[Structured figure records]

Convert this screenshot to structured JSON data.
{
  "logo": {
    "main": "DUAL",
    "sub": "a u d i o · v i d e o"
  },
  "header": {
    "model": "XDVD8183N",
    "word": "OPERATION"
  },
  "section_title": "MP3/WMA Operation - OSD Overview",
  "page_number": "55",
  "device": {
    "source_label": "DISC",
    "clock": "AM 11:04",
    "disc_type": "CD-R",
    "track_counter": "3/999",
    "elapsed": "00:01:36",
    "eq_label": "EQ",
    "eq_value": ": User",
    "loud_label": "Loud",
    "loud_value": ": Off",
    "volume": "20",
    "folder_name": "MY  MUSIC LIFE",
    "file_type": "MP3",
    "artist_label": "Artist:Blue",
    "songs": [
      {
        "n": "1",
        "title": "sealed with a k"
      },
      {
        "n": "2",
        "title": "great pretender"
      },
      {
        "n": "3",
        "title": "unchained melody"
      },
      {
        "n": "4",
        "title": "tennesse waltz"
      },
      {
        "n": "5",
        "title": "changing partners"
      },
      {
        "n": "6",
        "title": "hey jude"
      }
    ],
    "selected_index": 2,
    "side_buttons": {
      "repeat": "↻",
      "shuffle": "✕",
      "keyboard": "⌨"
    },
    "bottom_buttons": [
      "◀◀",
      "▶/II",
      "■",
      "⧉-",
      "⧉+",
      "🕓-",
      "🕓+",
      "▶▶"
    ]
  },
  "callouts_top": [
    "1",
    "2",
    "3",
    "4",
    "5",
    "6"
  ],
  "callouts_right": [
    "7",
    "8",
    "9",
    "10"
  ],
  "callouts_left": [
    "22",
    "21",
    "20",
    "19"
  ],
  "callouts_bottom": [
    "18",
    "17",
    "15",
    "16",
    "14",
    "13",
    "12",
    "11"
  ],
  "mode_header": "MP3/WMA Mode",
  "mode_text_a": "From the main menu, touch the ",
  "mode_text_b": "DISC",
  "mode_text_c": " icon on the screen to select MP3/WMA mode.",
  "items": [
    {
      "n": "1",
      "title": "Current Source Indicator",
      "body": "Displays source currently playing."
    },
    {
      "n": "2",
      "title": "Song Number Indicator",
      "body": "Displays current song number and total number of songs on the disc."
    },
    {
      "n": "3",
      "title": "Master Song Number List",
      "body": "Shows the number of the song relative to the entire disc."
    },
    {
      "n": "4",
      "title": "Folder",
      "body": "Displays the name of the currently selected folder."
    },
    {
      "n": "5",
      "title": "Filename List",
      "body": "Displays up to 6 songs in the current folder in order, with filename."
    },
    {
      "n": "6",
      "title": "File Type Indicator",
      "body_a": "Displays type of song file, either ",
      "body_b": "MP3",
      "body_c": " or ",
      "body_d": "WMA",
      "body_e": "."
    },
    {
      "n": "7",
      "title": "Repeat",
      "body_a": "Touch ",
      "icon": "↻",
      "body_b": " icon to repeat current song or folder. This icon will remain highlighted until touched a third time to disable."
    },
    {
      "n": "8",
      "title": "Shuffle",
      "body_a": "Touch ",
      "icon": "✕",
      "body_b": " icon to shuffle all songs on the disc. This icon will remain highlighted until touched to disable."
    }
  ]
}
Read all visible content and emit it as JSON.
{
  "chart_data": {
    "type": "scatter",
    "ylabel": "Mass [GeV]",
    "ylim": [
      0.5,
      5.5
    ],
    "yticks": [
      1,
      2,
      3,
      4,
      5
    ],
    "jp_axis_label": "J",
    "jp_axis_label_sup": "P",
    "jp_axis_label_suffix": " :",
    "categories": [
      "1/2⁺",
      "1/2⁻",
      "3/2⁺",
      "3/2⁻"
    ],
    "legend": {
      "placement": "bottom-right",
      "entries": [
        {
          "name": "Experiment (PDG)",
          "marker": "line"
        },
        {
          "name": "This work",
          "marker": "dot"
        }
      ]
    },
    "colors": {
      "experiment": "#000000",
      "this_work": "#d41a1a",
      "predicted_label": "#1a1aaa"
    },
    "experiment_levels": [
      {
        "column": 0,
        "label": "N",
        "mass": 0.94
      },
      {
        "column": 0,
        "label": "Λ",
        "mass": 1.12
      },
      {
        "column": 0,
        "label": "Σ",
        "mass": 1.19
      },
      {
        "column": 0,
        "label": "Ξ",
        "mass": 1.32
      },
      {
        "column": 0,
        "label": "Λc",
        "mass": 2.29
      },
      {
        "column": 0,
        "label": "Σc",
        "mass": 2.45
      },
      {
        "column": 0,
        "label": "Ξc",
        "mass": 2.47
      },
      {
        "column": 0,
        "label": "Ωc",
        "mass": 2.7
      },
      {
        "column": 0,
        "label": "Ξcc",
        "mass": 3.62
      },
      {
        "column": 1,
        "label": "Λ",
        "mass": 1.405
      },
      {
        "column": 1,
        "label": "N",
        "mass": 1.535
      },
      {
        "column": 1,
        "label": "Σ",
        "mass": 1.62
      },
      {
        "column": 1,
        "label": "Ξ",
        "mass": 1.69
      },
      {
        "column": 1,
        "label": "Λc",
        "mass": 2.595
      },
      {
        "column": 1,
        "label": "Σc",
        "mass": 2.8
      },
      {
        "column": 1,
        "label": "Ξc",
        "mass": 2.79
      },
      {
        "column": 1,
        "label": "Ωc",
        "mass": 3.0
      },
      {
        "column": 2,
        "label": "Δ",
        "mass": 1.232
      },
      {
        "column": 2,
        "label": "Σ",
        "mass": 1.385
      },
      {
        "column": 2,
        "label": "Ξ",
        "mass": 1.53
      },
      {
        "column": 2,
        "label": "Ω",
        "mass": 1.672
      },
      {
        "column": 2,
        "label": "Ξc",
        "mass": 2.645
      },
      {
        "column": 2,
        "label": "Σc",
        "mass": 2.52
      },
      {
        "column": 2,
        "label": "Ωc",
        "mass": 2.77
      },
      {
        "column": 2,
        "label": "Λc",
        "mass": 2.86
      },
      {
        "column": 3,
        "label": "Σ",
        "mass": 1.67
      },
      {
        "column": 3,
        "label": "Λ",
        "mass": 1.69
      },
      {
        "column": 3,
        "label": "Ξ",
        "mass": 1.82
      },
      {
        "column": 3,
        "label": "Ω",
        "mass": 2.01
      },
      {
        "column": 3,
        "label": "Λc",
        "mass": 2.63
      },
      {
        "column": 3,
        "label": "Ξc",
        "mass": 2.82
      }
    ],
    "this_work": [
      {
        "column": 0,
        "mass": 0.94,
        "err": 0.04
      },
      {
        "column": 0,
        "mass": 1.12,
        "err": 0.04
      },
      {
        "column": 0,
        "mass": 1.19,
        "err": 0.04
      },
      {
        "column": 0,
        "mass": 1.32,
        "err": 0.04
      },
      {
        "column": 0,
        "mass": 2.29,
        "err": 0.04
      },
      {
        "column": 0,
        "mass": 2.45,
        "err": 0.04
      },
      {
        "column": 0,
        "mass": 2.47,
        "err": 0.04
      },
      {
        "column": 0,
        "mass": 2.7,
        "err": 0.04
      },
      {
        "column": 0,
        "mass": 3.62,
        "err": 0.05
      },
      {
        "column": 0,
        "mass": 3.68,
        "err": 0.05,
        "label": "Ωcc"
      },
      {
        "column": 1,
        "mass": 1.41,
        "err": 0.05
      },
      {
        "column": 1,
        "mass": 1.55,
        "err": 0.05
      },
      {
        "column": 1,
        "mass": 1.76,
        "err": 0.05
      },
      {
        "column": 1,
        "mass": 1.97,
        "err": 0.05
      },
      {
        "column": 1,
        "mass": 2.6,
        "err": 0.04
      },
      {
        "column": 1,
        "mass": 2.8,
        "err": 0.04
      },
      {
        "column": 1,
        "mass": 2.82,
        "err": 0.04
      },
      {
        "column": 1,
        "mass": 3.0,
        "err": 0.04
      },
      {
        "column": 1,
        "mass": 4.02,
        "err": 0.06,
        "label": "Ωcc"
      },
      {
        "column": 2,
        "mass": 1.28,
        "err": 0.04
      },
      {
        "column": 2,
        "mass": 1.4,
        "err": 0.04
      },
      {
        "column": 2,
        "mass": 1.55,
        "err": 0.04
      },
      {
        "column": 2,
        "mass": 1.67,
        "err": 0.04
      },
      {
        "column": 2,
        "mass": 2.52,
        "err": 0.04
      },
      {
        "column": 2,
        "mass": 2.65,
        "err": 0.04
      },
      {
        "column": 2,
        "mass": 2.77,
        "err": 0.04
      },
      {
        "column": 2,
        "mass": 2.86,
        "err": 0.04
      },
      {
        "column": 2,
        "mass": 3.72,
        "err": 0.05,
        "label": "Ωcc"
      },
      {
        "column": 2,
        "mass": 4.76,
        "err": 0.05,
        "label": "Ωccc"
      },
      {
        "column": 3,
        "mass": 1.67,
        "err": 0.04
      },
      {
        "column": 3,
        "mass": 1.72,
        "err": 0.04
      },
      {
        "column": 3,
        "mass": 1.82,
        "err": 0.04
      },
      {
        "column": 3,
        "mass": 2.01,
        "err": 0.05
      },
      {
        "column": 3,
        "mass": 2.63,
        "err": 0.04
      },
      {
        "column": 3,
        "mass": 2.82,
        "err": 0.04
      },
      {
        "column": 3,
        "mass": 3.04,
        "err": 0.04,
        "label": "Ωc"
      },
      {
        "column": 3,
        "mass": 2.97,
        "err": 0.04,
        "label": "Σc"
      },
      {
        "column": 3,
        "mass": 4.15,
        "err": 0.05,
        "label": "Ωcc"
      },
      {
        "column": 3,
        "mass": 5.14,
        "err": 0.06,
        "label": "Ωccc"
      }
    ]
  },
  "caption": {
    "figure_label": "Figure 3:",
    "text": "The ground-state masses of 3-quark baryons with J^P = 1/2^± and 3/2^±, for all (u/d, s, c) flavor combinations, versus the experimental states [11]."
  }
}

### WHAT IS BEING ASKED
Say how many lines of the data include the word "Indicator". Respond with the number alone.

### EXPECTED ANSWER
3